-- Assignment --
An exact restatement of the data is required, with the images omitted.

[Figure record extracts]
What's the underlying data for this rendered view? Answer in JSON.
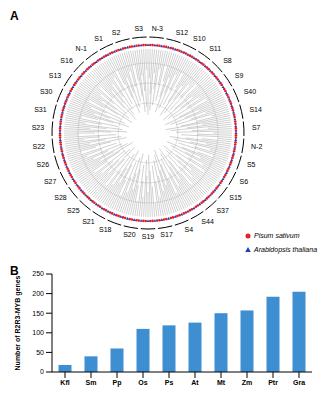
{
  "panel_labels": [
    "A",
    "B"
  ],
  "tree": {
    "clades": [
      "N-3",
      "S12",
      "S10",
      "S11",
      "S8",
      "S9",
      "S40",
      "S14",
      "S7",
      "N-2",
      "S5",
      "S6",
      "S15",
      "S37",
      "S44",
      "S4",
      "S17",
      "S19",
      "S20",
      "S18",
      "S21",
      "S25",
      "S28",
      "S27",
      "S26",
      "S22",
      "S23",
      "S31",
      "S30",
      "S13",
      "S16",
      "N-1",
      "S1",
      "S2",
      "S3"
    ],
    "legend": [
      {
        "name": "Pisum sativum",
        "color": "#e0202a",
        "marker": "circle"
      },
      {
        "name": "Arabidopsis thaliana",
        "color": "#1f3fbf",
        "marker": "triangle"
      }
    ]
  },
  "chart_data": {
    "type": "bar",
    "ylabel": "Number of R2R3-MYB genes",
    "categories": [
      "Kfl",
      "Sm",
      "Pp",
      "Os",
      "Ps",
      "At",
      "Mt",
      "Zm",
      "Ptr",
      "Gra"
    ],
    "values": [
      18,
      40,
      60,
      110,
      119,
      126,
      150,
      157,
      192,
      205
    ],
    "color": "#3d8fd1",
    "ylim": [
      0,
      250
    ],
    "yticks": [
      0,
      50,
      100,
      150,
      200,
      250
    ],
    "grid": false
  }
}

-- Written response --
What's the underlying data for this rendered view? Answer in JSON.
{
  "panel_labels": [
    "A",
    "B"
  ],
  "tree": {
    "clades": [
      "N-3",
      "S12",
      "S10",
      "S11",
      "S8",
      "S9",
      "S40",
      "S14",
      "S7",
      "N-2",
      "S5",
      "S6",
      "S15",
      "S37",
      "S44",
      "S4",
      "S17",
      "S19",
      "S20",
      "S18",
      "S21",
      "S25",
      "S28",
      "S27",
      "S26",
      "S22",
      "S23",
      "S31",
      "S30",
      "S13",
      "S16",
      "N-1",
      "S1",
      "S2",
      "S3"
    ],
    "legend": [
      {
        "name": "Pisum sativum",
        "color": "#e0202a",
        "marker": "circle"
      },
      {
        "name": "Arabidopsis thaliana",
        "color": "#1f3fbf",
        "marker": "triangle"
      }
    ]
  },
  "chart_data": {
    "type": "bar",
    "ylabel": "Number of R2R3-MYB genes",
    "categories": [
      "Kfl",
      "Sm",
      "Pp",
      "Os",
      "Ps",
      "At",
      "Mt",
      "Zm",
      "Ptr",
      "Gra"
    ],
    "values": [
      18,
      40,
      60,
      110,
      119,
      126,
      150,
      157,
      192,
      205
    ],
    "color": "#3d8fd1",
    "ylim": [
      0,
      250
    ],
    "yticks": [
      0,
      50,
      100,
      150,
      200,
      250
    ],
    "grid": false
  }
}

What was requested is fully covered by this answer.